* _Directions_:
Scan the lines below for "text"; report the number of lines that contain it, and only that.

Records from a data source
• • • • •

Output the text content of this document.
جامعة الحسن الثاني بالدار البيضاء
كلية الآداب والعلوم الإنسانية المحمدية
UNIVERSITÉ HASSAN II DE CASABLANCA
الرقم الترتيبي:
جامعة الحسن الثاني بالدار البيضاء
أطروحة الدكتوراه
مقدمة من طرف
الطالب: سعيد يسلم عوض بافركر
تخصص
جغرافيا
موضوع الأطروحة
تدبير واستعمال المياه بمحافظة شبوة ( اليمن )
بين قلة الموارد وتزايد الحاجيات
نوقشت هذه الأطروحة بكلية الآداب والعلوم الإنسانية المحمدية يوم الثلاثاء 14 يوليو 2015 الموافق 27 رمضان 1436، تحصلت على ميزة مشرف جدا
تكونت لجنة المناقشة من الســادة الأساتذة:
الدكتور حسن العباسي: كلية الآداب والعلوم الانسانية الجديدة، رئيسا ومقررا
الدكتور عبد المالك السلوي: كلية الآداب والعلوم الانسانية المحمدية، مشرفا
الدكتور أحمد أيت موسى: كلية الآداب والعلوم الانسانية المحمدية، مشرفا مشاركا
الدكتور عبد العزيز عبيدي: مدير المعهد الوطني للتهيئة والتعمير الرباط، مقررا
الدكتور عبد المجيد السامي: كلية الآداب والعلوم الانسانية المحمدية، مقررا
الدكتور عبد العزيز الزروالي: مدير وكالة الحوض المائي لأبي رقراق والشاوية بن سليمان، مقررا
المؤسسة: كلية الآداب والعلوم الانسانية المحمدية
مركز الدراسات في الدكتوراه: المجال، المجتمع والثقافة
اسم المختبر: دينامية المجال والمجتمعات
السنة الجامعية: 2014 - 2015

• • • • •

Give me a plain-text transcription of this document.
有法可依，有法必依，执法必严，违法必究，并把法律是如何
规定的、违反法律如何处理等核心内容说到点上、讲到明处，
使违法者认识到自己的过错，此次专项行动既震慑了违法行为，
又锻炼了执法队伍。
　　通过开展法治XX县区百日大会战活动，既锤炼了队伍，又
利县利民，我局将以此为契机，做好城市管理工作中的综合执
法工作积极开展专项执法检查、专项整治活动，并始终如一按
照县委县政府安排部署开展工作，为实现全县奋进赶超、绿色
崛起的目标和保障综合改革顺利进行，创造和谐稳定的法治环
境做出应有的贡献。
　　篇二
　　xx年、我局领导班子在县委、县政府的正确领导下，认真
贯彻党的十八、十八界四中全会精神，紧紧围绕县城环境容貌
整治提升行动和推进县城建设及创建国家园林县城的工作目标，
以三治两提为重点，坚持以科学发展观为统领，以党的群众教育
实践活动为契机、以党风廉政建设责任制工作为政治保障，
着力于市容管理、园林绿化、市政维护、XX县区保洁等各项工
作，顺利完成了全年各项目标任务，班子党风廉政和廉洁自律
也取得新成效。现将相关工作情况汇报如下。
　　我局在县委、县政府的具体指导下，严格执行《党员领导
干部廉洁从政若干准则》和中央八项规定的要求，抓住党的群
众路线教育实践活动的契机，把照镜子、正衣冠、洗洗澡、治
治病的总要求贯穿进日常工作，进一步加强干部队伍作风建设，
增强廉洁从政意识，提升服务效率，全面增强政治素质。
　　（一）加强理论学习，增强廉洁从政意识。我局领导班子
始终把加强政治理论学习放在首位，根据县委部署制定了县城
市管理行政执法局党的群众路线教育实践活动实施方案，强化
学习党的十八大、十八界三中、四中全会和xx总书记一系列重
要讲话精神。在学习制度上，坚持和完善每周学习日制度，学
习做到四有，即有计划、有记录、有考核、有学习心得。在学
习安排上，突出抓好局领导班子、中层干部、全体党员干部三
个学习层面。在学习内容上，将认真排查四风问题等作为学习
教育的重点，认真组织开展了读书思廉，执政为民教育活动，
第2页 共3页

• • • • •

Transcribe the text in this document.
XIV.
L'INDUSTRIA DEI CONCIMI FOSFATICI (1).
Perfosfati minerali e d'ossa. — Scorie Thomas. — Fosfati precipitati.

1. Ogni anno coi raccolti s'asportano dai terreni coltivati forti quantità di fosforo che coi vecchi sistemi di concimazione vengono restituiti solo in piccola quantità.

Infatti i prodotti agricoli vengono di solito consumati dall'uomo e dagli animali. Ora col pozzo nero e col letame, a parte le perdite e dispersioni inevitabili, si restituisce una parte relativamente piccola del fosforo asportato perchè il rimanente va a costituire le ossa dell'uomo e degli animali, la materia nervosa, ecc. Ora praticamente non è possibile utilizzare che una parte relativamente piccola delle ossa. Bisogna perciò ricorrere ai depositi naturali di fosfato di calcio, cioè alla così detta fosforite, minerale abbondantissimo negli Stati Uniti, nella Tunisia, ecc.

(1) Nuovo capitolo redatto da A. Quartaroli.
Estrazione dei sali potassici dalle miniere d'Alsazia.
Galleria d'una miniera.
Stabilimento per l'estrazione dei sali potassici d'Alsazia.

• • • • •

* _Answer to this task_:
3